- **Data lines**:
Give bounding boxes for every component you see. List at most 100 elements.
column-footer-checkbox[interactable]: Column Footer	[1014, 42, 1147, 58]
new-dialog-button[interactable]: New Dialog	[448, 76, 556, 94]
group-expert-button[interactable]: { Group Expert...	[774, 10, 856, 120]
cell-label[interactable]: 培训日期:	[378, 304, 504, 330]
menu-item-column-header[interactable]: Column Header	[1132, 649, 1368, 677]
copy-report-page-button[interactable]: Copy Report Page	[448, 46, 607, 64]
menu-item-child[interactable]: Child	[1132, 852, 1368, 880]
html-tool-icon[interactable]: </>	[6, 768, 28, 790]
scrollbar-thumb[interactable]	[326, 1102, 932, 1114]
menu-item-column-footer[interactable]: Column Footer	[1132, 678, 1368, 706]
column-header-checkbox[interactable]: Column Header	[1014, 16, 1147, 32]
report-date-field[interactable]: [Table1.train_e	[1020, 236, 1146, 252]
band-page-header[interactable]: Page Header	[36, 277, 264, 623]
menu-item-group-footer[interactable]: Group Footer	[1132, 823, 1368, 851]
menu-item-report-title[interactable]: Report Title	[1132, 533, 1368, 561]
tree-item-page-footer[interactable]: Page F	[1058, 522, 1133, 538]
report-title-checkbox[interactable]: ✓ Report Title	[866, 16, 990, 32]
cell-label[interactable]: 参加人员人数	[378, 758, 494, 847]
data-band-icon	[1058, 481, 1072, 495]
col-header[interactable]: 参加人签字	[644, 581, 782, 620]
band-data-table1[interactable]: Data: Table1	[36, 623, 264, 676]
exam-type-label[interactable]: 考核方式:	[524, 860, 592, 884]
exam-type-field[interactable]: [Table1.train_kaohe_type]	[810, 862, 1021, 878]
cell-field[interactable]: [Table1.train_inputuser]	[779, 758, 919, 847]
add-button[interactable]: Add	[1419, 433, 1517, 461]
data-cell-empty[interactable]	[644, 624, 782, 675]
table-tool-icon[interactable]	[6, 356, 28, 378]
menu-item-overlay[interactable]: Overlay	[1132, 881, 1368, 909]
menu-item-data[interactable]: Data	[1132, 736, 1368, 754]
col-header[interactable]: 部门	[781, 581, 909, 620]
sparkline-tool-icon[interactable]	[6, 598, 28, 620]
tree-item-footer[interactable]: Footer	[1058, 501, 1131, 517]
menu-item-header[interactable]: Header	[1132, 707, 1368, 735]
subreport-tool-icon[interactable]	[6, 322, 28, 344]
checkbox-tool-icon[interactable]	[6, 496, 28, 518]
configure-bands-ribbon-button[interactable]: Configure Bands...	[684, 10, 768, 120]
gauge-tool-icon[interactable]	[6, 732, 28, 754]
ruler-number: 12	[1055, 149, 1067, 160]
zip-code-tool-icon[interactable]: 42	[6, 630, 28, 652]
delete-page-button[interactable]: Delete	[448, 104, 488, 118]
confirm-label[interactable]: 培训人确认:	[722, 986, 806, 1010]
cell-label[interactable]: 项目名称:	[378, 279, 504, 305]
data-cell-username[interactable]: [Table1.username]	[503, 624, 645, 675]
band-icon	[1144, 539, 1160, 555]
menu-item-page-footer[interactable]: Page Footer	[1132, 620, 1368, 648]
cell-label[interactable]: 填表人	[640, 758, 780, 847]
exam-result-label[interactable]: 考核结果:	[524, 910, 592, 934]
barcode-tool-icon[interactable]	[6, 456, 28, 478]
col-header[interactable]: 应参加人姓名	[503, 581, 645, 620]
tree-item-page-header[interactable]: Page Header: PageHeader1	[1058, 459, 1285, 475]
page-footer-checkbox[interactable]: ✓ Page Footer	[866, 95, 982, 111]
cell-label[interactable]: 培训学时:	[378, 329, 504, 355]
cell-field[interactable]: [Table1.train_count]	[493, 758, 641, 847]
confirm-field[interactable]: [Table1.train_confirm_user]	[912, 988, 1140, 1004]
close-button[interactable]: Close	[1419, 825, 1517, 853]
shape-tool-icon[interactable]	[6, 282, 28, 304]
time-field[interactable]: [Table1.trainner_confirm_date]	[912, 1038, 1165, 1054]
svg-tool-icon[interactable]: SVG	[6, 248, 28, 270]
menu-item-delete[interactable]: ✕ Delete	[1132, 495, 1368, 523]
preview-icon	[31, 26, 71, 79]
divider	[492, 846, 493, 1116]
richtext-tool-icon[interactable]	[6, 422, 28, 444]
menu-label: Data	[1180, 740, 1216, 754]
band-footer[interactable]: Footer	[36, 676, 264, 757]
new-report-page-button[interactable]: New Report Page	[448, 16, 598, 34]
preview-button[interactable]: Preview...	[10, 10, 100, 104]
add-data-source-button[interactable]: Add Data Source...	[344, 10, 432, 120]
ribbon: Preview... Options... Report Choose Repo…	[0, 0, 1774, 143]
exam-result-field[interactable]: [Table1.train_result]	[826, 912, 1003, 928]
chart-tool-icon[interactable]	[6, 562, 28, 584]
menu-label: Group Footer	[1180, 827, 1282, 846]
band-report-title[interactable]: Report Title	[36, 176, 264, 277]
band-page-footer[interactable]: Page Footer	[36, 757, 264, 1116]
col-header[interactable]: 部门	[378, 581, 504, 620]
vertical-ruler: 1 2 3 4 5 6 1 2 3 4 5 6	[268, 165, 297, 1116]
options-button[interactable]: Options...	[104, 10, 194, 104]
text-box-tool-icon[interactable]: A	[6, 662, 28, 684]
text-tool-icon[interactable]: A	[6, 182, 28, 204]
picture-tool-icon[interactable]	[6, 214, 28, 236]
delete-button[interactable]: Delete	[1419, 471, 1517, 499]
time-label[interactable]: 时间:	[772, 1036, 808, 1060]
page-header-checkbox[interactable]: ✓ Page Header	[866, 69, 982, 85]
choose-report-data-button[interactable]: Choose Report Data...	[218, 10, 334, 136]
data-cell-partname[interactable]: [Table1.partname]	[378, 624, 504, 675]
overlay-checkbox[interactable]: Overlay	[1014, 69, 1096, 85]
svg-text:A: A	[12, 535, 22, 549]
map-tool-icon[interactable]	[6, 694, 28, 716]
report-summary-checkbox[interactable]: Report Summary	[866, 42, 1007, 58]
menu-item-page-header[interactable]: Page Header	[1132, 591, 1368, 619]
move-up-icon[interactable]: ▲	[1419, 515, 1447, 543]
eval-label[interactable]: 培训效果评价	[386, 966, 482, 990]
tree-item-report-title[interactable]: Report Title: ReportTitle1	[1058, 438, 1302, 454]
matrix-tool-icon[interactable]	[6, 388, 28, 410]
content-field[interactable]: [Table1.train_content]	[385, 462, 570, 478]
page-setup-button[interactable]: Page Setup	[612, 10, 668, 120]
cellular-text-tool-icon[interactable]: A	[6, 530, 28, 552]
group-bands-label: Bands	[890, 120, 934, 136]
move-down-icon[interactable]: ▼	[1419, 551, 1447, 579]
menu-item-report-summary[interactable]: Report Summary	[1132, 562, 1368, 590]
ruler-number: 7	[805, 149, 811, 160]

- **Instructions to follow**: Select every line in the data that contains the word "field".

- **Answer to the exercise**:
report-date-field[interactable]: [Table1.train_e	[1020, 236, 1146, 252]
exam-type-field[interactable]: [Table1.train_kaohe_type]	[810, 862, 1021, 878]
cell-field[interactable]: [Table1.train_inputuser]	[779, 758, 919, 847]
cell-field[interactable]: [Table1.train_count]	[493, 758, 641, 847]
confirm-field[interactable]: [Table1.train_confirm_user]	[912, 988, 1140, 1004]
time-field[interactable]: [Table1.trainner_confirm_date]	[912, 1038, 1165, 1054]
exam-result-field[interactable]: [Table1.train_result]	[826, 912, 1003, 928]
content-field[interactable]: [Table1.train_content]	[385, 462, 570, 478]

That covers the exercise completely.